■ YOUR OBJECTIVE
Provide an exact reproduction of every entry.

■ INPUT FOR THIS TASK
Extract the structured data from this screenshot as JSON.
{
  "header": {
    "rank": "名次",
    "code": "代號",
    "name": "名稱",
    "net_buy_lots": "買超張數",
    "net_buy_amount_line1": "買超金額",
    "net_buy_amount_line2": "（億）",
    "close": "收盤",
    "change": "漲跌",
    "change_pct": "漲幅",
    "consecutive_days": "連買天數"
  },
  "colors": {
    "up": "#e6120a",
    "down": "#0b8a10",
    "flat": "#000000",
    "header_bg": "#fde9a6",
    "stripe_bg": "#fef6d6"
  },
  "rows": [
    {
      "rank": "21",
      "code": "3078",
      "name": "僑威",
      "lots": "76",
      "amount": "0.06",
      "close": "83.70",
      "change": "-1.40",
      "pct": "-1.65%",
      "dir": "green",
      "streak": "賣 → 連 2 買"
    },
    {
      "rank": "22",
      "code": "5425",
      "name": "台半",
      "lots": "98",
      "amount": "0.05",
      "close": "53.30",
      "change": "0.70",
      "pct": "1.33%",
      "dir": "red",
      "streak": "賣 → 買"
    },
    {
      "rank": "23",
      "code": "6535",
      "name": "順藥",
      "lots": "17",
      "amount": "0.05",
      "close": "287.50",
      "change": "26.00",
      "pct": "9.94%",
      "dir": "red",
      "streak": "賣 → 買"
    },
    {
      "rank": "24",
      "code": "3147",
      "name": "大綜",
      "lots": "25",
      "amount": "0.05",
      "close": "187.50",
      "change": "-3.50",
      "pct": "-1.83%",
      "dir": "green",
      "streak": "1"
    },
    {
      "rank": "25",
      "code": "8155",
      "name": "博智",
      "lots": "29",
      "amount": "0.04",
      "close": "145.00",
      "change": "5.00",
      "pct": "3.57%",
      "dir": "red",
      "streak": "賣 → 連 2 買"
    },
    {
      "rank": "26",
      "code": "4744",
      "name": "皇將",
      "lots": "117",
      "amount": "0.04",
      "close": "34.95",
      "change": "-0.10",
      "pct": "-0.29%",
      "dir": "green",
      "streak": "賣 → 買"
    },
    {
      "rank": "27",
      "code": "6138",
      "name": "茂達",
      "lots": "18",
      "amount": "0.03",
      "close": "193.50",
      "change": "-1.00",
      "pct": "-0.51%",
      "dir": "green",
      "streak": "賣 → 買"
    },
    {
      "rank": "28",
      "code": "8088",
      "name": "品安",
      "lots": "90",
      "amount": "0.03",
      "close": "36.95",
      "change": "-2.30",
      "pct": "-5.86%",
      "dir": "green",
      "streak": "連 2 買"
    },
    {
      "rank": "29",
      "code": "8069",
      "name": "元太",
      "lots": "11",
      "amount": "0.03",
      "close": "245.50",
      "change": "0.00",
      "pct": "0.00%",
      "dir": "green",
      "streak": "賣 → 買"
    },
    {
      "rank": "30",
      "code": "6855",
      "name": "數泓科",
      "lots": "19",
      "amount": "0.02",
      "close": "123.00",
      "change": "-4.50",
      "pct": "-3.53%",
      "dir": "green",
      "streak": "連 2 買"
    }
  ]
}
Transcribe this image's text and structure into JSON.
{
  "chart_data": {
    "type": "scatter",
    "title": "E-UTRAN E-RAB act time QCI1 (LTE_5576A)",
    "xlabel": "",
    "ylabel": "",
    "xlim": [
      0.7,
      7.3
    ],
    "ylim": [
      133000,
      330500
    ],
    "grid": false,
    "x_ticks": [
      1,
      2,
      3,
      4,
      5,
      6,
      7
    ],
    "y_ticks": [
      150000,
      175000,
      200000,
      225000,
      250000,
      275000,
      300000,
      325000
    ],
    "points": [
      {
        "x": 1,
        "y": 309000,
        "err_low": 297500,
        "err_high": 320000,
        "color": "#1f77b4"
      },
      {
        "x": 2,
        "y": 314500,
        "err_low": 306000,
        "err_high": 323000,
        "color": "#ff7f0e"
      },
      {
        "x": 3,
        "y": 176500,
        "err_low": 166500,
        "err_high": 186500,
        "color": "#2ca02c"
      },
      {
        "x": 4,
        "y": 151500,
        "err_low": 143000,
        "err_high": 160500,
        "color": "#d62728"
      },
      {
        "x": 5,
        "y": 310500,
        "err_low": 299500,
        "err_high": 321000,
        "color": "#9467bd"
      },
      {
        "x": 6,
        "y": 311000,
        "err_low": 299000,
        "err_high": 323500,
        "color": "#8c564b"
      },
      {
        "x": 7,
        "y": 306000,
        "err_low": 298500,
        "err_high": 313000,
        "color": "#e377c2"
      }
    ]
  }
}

■ ANSWER TO THE EXERCISE
Extract the structured data from this screenshot as JSON.
{
  "header": {
    "rank": "名次",
    "code": "代號",
    "name": "名稱",
    "net_buy_lots": "買超張數",
    "net_buy_amount_line1": "買超金額",
    "net_buy_amount_line2": "（億）",
    "close": "收盤",
    "change": "漲跌",
    "change_pct": "漲幅",
    "consecutive_days": "連買天數"
  },
  "colors": {
    "up": "#e6120a",
    "down": "#0b8a10",
    "flat": "#000000",
    "header_bg": "#fde9a6",
    "stripe_bg": "#fef6d6"
  },
  "rows": [
    {
      "rank": "21",
      "code": "3078",
      "name": "僑威",
      "lots": "76",
      "amount": "0.06",
      "close": "83.70",
      "change": "-1.40",
      "pct": "-1.65%",
      "dir": "green",
      "streak": "賣 → 連 2 買"
    },
    {
      "rank": "22",
      "code": "5425",
      "name": "台半",
      "lots": "98",
      "amount": "0.05",
      "close": "53.30",
      "change": "0.70",
      "pct": "1.33%",
      "dir": "red",
      "streak": "賣 → 買"
    },
    {
      "rank": "23",
      "code": "6535",
      "name": "順藥",
      "lots": "17",
      "amount": "0.05",
      "close": "287.50",
      "change": "26.00",
      "pct": "9.94%",
      "dir": "red",
      "streak": "賣 → 買"
    },
    {
      "rank": "24",
      "code": "3147",
      "name": "大綜",
      "lots": "25",
      "amount": "0.05",
      "close": "187.50",
      "change": "-3.50",
      "pct": "-1.83%",
      "dir": "green",
      "streak": "1"
    },
    {
      "rank": "25",
      "code": "8155",
      "name": "博智",
      "lots": "29",
      "amount": "0.04",
      "close": "145.00",
      "change": "5.00",
      "pct": "3.57%",
      "dir": "red",
      "streak": "賣 → 連 2 買"
    },
    {
      "rank": "26",
      "code": "4744",
      "name": "皇將",
      "lots": "117",
      "amount": "0.04",
      "close": "34.95",
      "change": "-0.10",
      "pct": "-0.29%",
      "dir": "green",
      "streak": "賣 → 買"
    },
    {
      "rank": "27",
      "code": "6138",
      "name": "茂達",
      "lots": "18",
      "amount": "0.03",
      "close": "193.50",
      "change": "-1.00",
      "pct": "-0.51%",
      "dir": "green",
      "streak": "賣 → 買"
    },
    {
      "rank": "28",
      "code": "8088",
      "name": "品安",
      "lots": "90",
      "amount": "0.03",
      "close": "36.95",
      "change": "-2.30",
      "pct": "-5.86%",
      "dir": "green",
      "streak": "連 2 買"
    },
    {
      "rank": "29",
      "code": "8069",
      "name": "元太",
      "lots": "11",
      "amount": "0.03",
      "close": "245.50",
      "change": "0.00",
      "pct": "0.00%",
      "dir": "green",
      "streak": "賣 → 買"
    },
    {
      "rank": "30",
      "code": "6855",
      "name": "數泓科",
      "lots": "19",
      "amount": "0.02",
      "close": "123.00",
      "change": "-4.50",
      "pct": "-3.53%",
      "dir": "green",
      "streak": "連 2 買"
    }
  ]
}
Transcribe this image's text and structure into JSON.
{
  "chart_data": {
    "type": "scatter",
    "title": "E-UTRAN E-RAB act time QCI1 (LTE_5576A)",
    "xlabel": "",
    "ylabel": "",
    "xlim": [
      0.7,
      7.3
    ],
    "ylim": [
      133000,
      330500
    ],
    "grid": false,
    "x_ticks": [
      1,
      2,
      3,
      4,
      5,
      6,
      7
    ],
    "y_ticks": [
      150000,
      175000,
      200000,
      225000,
      250000,
      275000,
      300000,
      325000
    ],
    "points": [
      {
        "x": 1,
        "y": 309000,
        "err_low": 297500,
        "err_high": 320000,
        "color": "#1f77b4"
      },
      {
        "x": 2,
        "y": 314500,
        "err_low": 306000,
        "err_high": 323000,
        "color": "#ff7f0e"
      },
      {
        "x": 3,
        "y": 176500,
        "err_low": 166500,
        "err_high": 186500,
        "color": "#2ca02c"
      },
      {
        "x": 4,
        "y": 151500,
        "err_low": 143000,
        "err_high": 160500,
        "color": "#d62728"
      },
      {
        "x": 5,
        "y": 310500,
        "err_low": 299500,
        "err_high": 321000,
        "color": "#9467bd"
      },
      {
        "x": 6,
        "y": 311000,
        "err_low": 299000,
        "err_high": 323500,
        "color": "#8c564b"
      },
      {
        "x": 7,
        "y": 306000,
        "err_low": 298500,
        "err_high": 313000,
        "color": "#e377c2"
      }
    ]
  }
}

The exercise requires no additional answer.